* **SHORT TASK**
Pick out all lines in the listing holding the string "that" and copy them.
╭─ RAW RECORDS
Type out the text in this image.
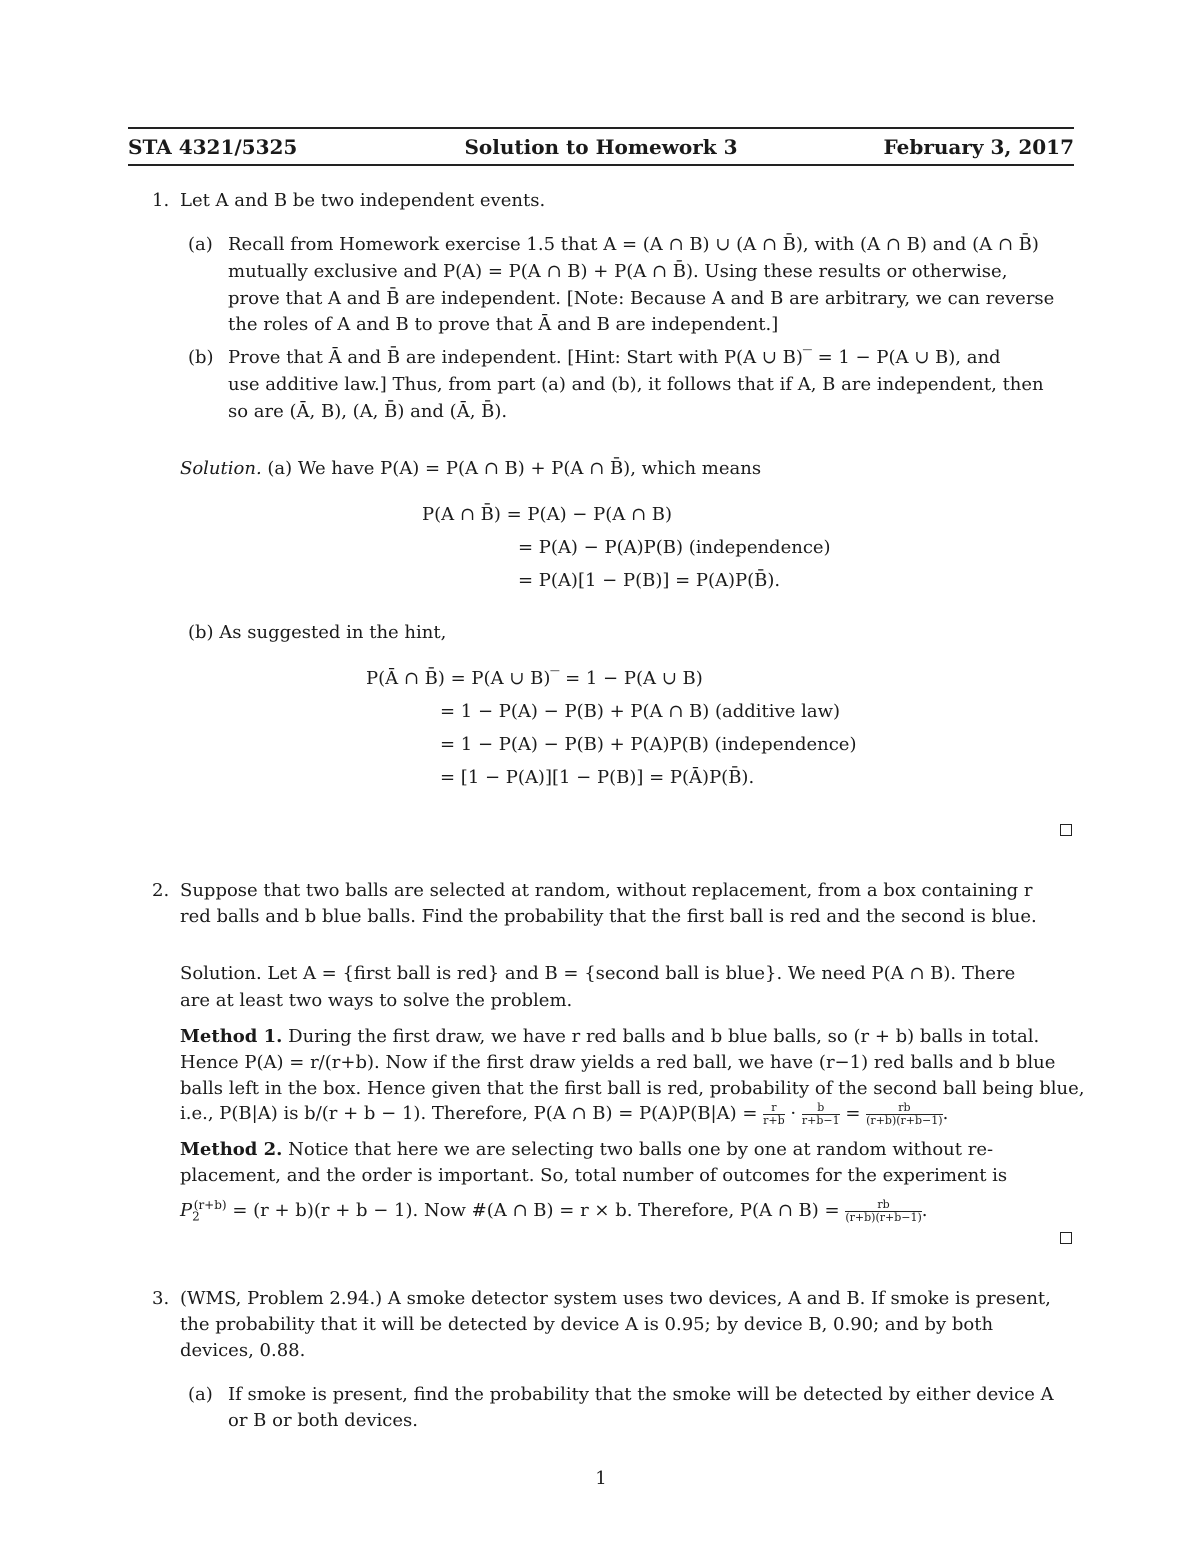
STA 4321/5325	Solution to Homework 3	February 3, 2017
1. Let A and B be two independent events.
(a) Recall from Homework exercise 1.5 that A = (A ∩ B) ∪ (A ∩ B̄), with (A ∩ B) and (A ∩ B̄)
mutually exclusive and P(A) = P(A ∩ B) + P(A ∩ B̄). Using these results or otherwise,
prove that A and B̄ are independent. [Note: Because A and B are arbitrary, we can reverse
the roles of A and B to prove that Ā and B are independent.]
(b) Prove that Ā and B̄ are independent. [Hint: Start with P(A ∪ B)‾ = 1 − P(A ∪ B), and
use additive law.] Thus, from part (a) and (b), it follows that if A, B are independent, then
so are (Ā, B), (A, B̄) and (Ā, B̄).
Solution. (a) We have P(A) = P(A ∩ B) + P(A ∩ B̄), which means
P(A ∩ B̄) = P(A) − P(A ∩ B)
= P(A) − P(A)P(B) (independence)
= P(A)[1 − P(B)] = P(A)P(B̄).
(b) As suggested in the hint,
P(Ā ∩ B̄) = P(A ∪ B)‾ = 1 − P(A ∪ B)
= 1 − P(A) − P(B) + P(A ∩ B) (additive law)
= 1 − P(A) − P(B) + P(A)P(B) (independence)
= [1 − P(A)][1 − P(B)] = P(Ā)P(B̄).
2. Suppose that two balls are selected at random, without replacement, from a box containing r
red balls and b blue balls. Find the probability that the first ball is red and the second is blue.
Solution. Let A = {first ball is red} and B = {second ball is blue}. We need P(A ∩ B). There
are at least two ways to solve the problem.
Method 1. During the first draw, we have r red balls and b blue balls, so (r + b) balls in total.
Hence P(A) = r/(r+b). Now if the first draw yields a red ball, we have (r−1) red balls and b blue
balls left in the box. Hence given that the first ball is red, probability of the second ball being blue,
i.e., P(B|A) is b/(r + b − 1). Therefore, P(A ∩ $B) = P(A)P(B|A) = \frac{r}{r+b} \cdot \frac{b}{r+b-1} = \frac{rb}{(r+b)(r+b-1)}$ .
Method 2. Notice that here we are selecting two balls one by one at random without re-
placement, and the order is important. So, total number of outcomes for the experiment is
$P_2^{(r+b)} = (r + b)(r + b - 1)$. Now #(A ∩ B) = r × b. Therefore, P(A ∩ $B) = \frac{rb}{(r+b)(r+b-1)}$ .
3. (WMS, Problem 2.94.) A smoke detector system uses two devices, A and B. If smoke is present,
the probability that it will be detected by device A is 0.95; by device B, 0.90; and by both
devices, 0.88.
(a) If smoke is present, find the probability that the smoke will be detected by either device A
or B or both devices.
1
╰─
* **SOLUTION**
(a) Recall from Homework exercise 1.5 that A = (A ∩ B) ∪ (A ∩ B̄), with (A ∩ B) and (A ∩ B̄)
prove that A and B̄ are independent. [Note: Because A and B are arbitrary, we can reverse
the roles of A and B to prove that Ā and B are independent.]
(b) Prove that Ā and B̄ are independent. [Hint: Start with P(A ∪ B)‾ = 1 − P(A ∪ B), and
use additive law.] Thus, from part (a) and (b), it follows that if A, B are independent, then
2. Suppose that two balls are selected at random, without replacement, from a box containing r
red balls and b blue balls. Find the probability that the first ball is red and the second is blue.
balls left in the box. Hence given that the first ball is red, probability of the second ball being blue,
Method 2. Notice that here we are selecting two balls one by one at random without re-
the probability that it will be detected by device A is 0.95; by device B, 0.90; and by both
(a) If smoke is present, find the probability that the smoke will be detected by either device A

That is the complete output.